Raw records
◇ ◇ ◇ ◇

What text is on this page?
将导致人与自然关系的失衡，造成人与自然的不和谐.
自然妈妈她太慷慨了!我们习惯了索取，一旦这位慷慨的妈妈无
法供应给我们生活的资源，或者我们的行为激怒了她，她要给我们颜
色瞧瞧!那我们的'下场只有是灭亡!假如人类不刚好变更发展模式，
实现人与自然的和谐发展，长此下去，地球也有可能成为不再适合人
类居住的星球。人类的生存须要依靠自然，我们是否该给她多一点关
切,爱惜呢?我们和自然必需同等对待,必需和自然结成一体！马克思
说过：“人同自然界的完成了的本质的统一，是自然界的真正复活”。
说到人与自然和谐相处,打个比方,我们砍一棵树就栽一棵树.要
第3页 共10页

◇ ◇ ◇ ◇

Please set down the whole listing above without altering a single line.

What text is on this page?
将导致人与自然关系的失衡，造成人与自然的不和谐.
自然妈妈她太慷慨了!我们习惯了索取，一旦这位慷慨的妈妈无
法供应给我们生活的资源，或者我们的行为激怒了她，她要给我们颜
色瞧瞧!那我们的'下场只有是灭亡!假如人类不刚好变更发展模式，
实现人与自然的和谐发展，长此下去，地球也有可能成为不再适合人
类居住的星球。人类的生存须要依靠自然，我们是否该给她多一点关
切,爱惜呢?我们和自然必需同等对待,必需和自然结成一体！马克思
说过：“人同自然界的完成了的本质的统一，是自然界的真正复活”。
说到人与自然和谐相处,打个比方,我们砍一棵树就栽一棵树.要
第3页 共10页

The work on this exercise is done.